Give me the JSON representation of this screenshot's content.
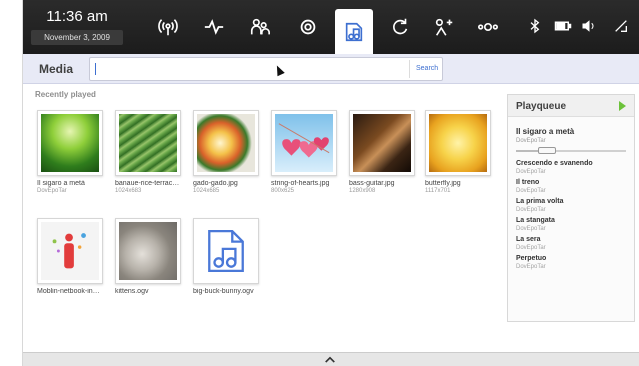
{
  "clock": {
    "time": "11:36 am",
    "date": "November 3, 2009"
  },
  "toolbar": {
    "icons": [
      "wireless-icon",
      "activity-icon",
      "people-icon",
      "settings-icon",
      "media-icon",
      "refresh-icon",
      "share-icon",
      "network-icon",
      "bluetooth-icon",
      "battery-icon",
      "volume-icon",
      "signal-icon"
    ],
    "active": "media-icon"
  },
  "media": {
    "section_title": "Media",
    "search_value": "",
    "search_button": "Search",
    "recent_label": "Recently played"
  },
  "items": [
    {
      "name": "Il sigaro a metà",
      "meta": "DovEpoTar",
      "img": "forest"
    },
    {
      "name": "banaue-rice-terrac…",
      "meta": "1024x683",
      "img": "rice"
    },
    {
      "name": "gado-gado.jpg",
      "meta": "1024x685",
      "img": "gado"
    },
    {
      "name": "string-of-hearts.jpg",
      "meta": "800x625",
      "img": "hearts"
    },
    {
      "name": "bass-guitar.jpg",
      "meta": "1280x908",
      "img": "guitar"
    },
    {
      "name": "butterfly.jpg",
      "meta": "1117x701",
      "img": "butterfly"
    },
    {
      "name": "Moblin-netbook-in…",
      "meta": "",
      "img": "moblin"
    },
    {
      "name": "kittens.ogv",
      "meta": "",
      "img": "kittens"
    },
    {
      "name": "big-buck-bunny.ogv",
      "meta": "",
      "img": "video"
    }
  ],
  "playqueue": {
    "title": "Playqueue",
    "now_playing": {
      "title": "Il sigaro a metà",
      "artist": "DovEpoTar",
      "progress": 0.2
    },
    "queue": [
      {
        "title": "Crescendo e svanendo",
        "artist": "DovEpoTar"
      },
      {
        "title": "Il treno",
        "artist": "DovEpoTar"
      },
      {
        "title": "La prima volta",
        "artist": "DovEpoTar"
      },
      {
        "title": "La stangata",
        "artist": "DovEpoTar"
      },
      {
        "title": "La sera",
        "artist": "DovEpoTar"
      },
      {
        "title": "Perpetuo",
        "artist": "DovEpoTar"
      }
    ]
  },
  "colors": {
    "accent": "#3d6fd0",
    "play": "#6cc23a",
    "topbar": "#222222"
  }
}
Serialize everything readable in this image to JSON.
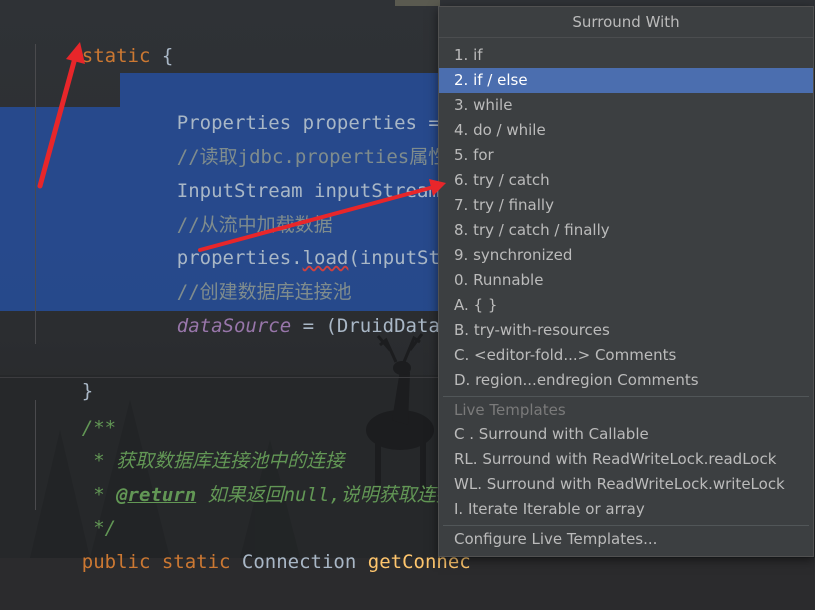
{
  "editor": {
    "lines": {
      "l1": {
        "kw_static": "static",
        "brace": " {"
      },
      "l2": {
        "text": "Properties properties = ne"
      },
      "l3": {
        "text": "//读取jdbc.properties属性配"
      },
      "l4": {
        "text": "InputStream inputStream = "
      },
      "l5": {
        "text": "//从流中加载数据"
      },
      "l6": {
        "pre": "properties.",
        "squig": "load",
        "post": "(inputStrea"
      },
      "l7": {
        "text": "//创建数据库连接池"
      },
      "l8": {
        "field": "dataSource",
        "post": " = (DruidDataSou"
      },
      "l9": {
        "text": "}"
      },
      "l10": {
        "text": "/**"
      },
      "l11": {
        "text": " * 获取数据库连接池中的连接"
      },
      "l12": {
        "pre": " * ",
        "tag": "@return",
        "post": " 如果返回null,说明获取连接失"
      },
      "l13": {
        "text": " */"
      },
      "l14": {
        "kw": "public static ",
        "type": "Connection ",
        "method": "getConnec"
      }
    }
  },
  "popup": {
    "title": "Surround With",
    "items": [
      {
        "label": "1. if"
      },
      {
        "label": "2. if / else"
      },
      {
        "label": "3. while"
      },
      {
        "label": "4. do / while"
      },
      {
        "label": "5. for"
      },
      {
        "label": "6. try / catch"
      },
      {
        "label": "7. try / finally"
      },
      {
        "label": "8. try / catch / finally"
      },
      {
        "label": "9. synchronized"
      },
      {
        "label": "0. Runnable"
      },
      {
        "label": "A. { }"
      },
      {
        "label": "B. try-with-resources"
      },
      {
        "label": "C. <editor-fold...> Comments"
      },
      {
        "label": "D. region...endregion Comments"
      }
    ],
    "selected_item": "2. if / else",
    "live_templates_header": "Live Templates",
    "live_templates": [
      {
        "label": "C . Surround with Callable"
      },
      {
        "label": "RL. Surround with ReadWriteLock.readLock"
      },
      {
        "label": "WL. Surround with ReadWriteLock.writeLock"
      },
      {
        "label": "I. Iterate Iterable or array"
      }
    ],
    "configure": "Configure Live Templates..."
  },
  "colors": {
    "selection": "#264fa0",
    "menu_selected": "#4b6eaf",
    "keyword": "#cc7832",
    "arrow": "#e8262a"
  }
}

★ ★ ★ ★

> WHAT TO WORK ON
Leave the pictures out and write out every entry exactly as given.

> RESPONSE
Give me the JSON representation of this screenshot's content.
{
  "clock": {
    "time": "11:36 am",
    "date": "November 3, 2009"
  },
  "toolbar": {
    "icons": [
      "wireless-icon",
      "activity-icon",
      "people-icon",
      "settings-icon",
      "media-icon",
      "refresh-icon",
      "share-icon",
      "network-icon",
      "bluetooth-icon",
      "battery-icon",
      "volume-icon",
      "signal-icon"
    ],
    "active": "media-icon"
  },
  "media": {
    "section_title": "Media",
    "search_value": "",
    "search_button": "Search",
    "recent_label": "Recently played"
  },
  "items": [
    {
      "name": "Il sigaro a metà",
      "meta": "DovEpoTar",
      "img": "forest"
    },
    {
      "name": "banaue-rice-terrac…",
      "meta": "1024x683",
      "img": "rice"
    },
    {
      "name": "gado-gado.jpg",
      "meta": "1024x685",
      "img": "gado"
    },
    {
      "name": "string-of-hearts.jpg",
      "meta": "800x625",
      "img": "hearts"
    },
    {
      "name": "bass-guitar.jpg",
      "meta": "1280x908",
      "img": "guitar"
    },
    {
      "name": "butterfly.jpg",
      "meta": "1117x701",
      "img": "butterfly"
    },
    {
      "name": "Moblin-netbook-in…",
      "meta": "",
      "img": "moblin"
    },
    {
      "name": "kittens.ogv",
      "meta": "",
      "img": "kittens"
    },
    {
      "name": "big-buck-bunny.ogv",
      "meta": "",
      "img": "video"
    }
  ],
  "playqueue": {
    "title": "Playqueue",
    "now_playing": {
      "title": "Il sigaro a metà",
      "artist": "DovEpoTar",
      "progress": 0.2
    },
    "queue": [
      {
        "title": "Crescendo e svanendo",
        "artist": "DovEpoTar"
      },
      {
        "title": "Il treno",
        "artist": "DovEpoTar"
      },
      {
        "title": "La prima volta",
        "artist": "DovEpoTar"
      },
      {
        "title": "La stangata",
        "artist": "DovEpoTar"
      },
      {
        "title": "La sera",
        "artist": "DovEpoTar"
      },
      {
        "title": "Perpetuo",
        "artist": "DovEpoTar"
      }
    ]
  },
  "colors": {
    "accent": "#3d6fd0",
    "play": "#6cc23a",
    "topbar": "#222222"
  }
}
Serialize everything readable in this image to JSON.
{
  "editor": {
    "lines": {
      "l1": {
        "kw_static": "static",
        "brace": " {"
      },
      "l2": {
        "text": "Properties properties = ne"
      },
      "l3": {
        "text": "//读取jdbc.properties属性配"
      },
      "l4": {
        "text": "InputStream inputStream = "
      },
      "l5": {
        "text": "//从流中加载数据"
      },
      "l6": {
        "pre": "properties.",
        "squig": "load",
        "post": "(inputStrea"
      },
      "l7": {
        "text": "//创建数据库连接池"
      },
      "l8": {
        "field": "dataSource",
        "post": " = (DruidDataSou"
      },
      "l9": {
        "text": "}"
      },
      "l10": {
        "text": "/**"
      },
      "l11": {
        "text": " * 获取数据库连接池中的连接"
      },
      "l12": {
        "pre": " * ",
        "tag": "@return",
        "post": " 如果返回null,说明获取连接失"
      },
      "l13": {
        "text": " */"
      },
      "l14": {
        "kw": "public static ",
        "type": "Connection ",
        "method": "getConnec"
      }
    }
  },
  "popup": {
    "title": "Surround With",
    "items": [
      {
        "label": "1. if"
      },
      {
        "label": "2. if / else"
      },
      {
        "label": "3. while"
      },
      {
        "label": "4. do / while"
      },
      {
        "label": "5. for"
      },
      {
        "label": "6. try / catch"
      },
      {
        "label": "7. try / finally"
      },
      {
        "label": "8. try / catch / finally"
      },
      {
        "label": "9. synchronized"
      },
      {
        "label": "0. Runnable"
      },
      {
        "label": "A. { }"
      },
      {
        "label": "B. try-with-resources"
      },
      {
        "label": "C. <editor-fold...> Comments"
      },
      {
        "label": "D. region...endregion Comments"
      }
    ],
    "selected_item": "2. if / else",
    "live_templates_header": "Live Templates",
    "live_templates": [
      {
        "label": "C . Surround with Callable"
      },
      {
        "label": "RL. Surround with ReadWriteLock.readLock"
      },
      {
        "label": "WL. Surround with ReadWriteLock.writeLock"
      },
      {
        "label": "I. Iterate Iterable or array"
      }
    ],
    "configure": "Configure Live Templates..."
  },
  "colors": {
    "selection": "#264fa0",
    "menu_selected": "#4b6eaf",
    "keyword": "#cc7832",
    "arrow": "#e8262a"
  }
}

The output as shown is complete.